Chart and figure data |
◇ ◇ ◇ ◇ ◇ ◇ ◇

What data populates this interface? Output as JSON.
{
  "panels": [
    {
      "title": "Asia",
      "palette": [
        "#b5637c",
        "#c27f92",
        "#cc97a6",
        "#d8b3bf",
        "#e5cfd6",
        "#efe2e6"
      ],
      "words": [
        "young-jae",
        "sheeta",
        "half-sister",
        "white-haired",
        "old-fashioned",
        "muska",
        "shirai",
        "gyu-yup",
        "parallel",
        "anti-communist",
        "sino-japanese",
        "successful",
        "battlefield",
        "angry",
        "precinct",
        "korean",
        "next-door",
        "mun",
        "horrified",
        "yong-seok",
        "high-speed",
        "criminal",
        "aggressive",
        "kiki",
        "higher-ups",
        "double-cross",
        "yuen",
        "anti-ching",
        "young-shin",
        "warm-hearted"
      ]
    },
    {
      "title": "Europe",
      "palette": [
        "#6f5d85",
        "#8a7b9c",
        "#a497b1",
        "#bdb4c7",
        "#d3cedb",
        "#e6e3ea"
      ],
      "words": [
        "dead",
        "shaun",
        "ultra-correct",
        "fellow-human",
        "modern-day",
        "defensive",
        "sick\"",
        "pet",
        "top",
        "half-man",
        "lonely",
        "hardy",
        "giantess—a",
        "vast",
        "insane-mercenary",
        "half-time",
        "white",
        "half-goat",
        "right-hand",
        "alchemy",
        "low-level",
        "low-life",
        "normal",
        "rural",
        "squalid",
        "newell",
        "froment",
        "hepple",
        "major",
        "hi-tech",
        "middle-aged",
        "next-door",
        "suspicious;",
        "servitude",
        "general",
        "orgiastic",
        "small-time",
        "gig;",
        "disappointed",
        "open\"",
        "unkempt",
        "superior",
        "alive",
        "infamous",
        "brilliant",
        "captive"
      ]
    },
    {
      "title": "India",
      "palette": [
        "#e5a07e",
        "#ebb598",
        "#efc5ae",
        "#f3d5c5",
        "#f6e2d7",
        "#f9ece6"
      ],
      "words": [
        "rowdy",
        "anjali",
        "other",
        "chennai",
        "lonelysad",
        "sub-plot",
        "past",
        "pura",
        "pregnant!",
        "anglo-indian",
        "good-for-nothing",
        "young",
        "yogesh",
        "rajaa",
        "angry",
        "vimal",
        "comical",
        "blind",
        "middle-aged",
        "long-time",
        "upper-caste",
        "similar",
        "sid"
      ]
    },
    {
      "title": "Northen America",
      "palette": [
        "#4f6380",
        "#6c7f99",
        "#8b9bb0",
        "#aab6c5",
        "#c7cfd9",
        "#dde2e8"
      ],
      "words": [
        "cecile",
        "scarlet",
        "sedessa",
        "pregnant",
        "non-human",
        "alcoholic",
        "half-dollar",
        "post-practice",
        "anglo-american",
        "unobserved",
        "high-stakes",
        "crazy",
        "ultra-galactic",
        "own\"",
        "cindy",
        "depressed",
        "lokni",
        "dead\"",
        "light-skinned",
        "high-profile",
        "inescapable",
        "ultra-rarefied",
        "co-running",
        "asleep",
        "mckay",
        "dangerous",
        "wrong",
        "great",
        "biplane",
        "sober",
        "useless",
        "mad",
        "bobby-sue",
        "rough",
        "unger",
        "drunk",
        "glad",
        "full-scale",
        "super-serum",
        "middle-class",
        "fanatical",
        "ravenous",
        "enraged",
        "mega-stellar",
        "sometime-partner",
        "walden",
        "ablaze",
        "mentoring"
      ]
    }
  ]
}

◇ ◇ ◇ ◇ ◇ ◇ ◇

Stated problem | From the first line to the last, please quote the material above exactly.

Problem solution |
What data populates this interface? Output as JSON.
{
  "panels": [
    {
      "title": "Asia",
      "palette": [
        "#b5637c",
        "#c27f92",
        "#cc97a6",
        "#d8b3bf",
        "#e5cfd6",
        "#efe2e6"
      ],
      "words": [
        "young-jae",
        "sheeta",
        "half-sister",
        "white-haired",
        "old-fashioned",
        "muska",
        "shirai",
        "gyu-yup",
        "parallel",
        "anti-communist",
        "sino-japanese",
        "successful",
        "battlefield",
        "angry",
        "precinct",
        "korean",
        "next-door",
        "mun",
        "horrified",
        "yong-seok",
        "high-speed",
        "criminal",
        "aggressive",
        "kiki",
        "higher-ups",
        "double-cross",
        "yuen",
        "anti-ching",
        "young-shin",
        "warm-hearted"
      ]
    },
    {
      "title": "Europe",
      "palette": [
        "#6f5d85",
        "#8a7b9c",
        "#a497b1",
        "#bdb4c7",
        "#d3cedb",
        "#e6e3ea"
      ],
      "words": [
        "dead",
        "shaun",
        "ultra-correct",
        "fellow-human",
        "modern-day",
        "defensive",
        "sick\"",
        "pet",
        "top",
        "half-man",
        "lonely",
        "hardy",
        "giantess—a",
        "vast",
        "insane-mercenary",
        "half-time",
        "white",
        "half-goat",
        "right-hand",
        "alchemy",
        "low-level",
        "low-life",
        "normal",
        "rural",
        "squalid",
        "newell",
        "froment",
        "hepple",
        "major",
        "hi-tech",
        "middle-aged",
        "next-door",
        "suspicious;",
        "servitude",
        "general",
        "orgiastic",
        "small-time",
        "gig;",
        "disappointed",
        "open\"",
        "unkempt",
        "superior",
        "alive",
        "infamous",
        "brilliant",
        "captive"
      ]
    },
    {
      "title": "India",
      "palette": [
        "#e5a07e",
        "#ebb598",
        "#efc5ae",
        "#f3d5c5",
        "#f6e2d7",
        "#f9ece6"
      ],
      "words": [
        "rowdy",
        "anjali",
        "other",
        "chennai",
        "lonelysad",
        "sub-plot",
        "past",
        "pura",
        "pregnant!",
        "anglo-indian",
        "good-for-nothing",
        "young",
        "yogesh",
        "rajaa",
        "angry",
        "vimal",
        "comical",
        "blind",
        "middle-aged",
        "long-time",
        "upper-caste",
        "similar",
        "sid"
      ]
    },
    {
      "title": "Northen America",
      "palette": [
        "#4f6380",
        "#6c7f99",
        "#8b9bb0",
        "#aab6c5",
        "#c7cfd9",
        "#dde2e8"
      ],
      "words": [
        "cecile",
        "scarlet",
        "sedessa",
        "pregnant",
        "non-human",
        "alcoholic",
        "half-dollar",
        "post-practice",
        "anglo-american",
        "unobserved",
        "high-stakes",
        "crazy",
        "ultra-galactic",
        "own\"",
        "cindy",
        "depressed",
        "lokni",
        "dead\"",
        "light-skinned",
        "high-profile",
        "inescapable",
        "ultra-rarefied",
        "co-running",
        "asleep",
        "mckay",
        "dangerous",
        "wrong",
        "great",
        "biplane",
        "sober",
        "useless",
        "mad",
        "bobby-sue",
        "rough",
        "unger",
        "drunk",
        "glad",
        "full-scale",
        "super-serum",
        "middle-class",
        "fanatical",
        "ravenous",
        "enraged",
        "mega-stellar",
        "sometime-partner",
        "walden",
        "ablaze",
        "mentoring"
      ]
    }
  ]
}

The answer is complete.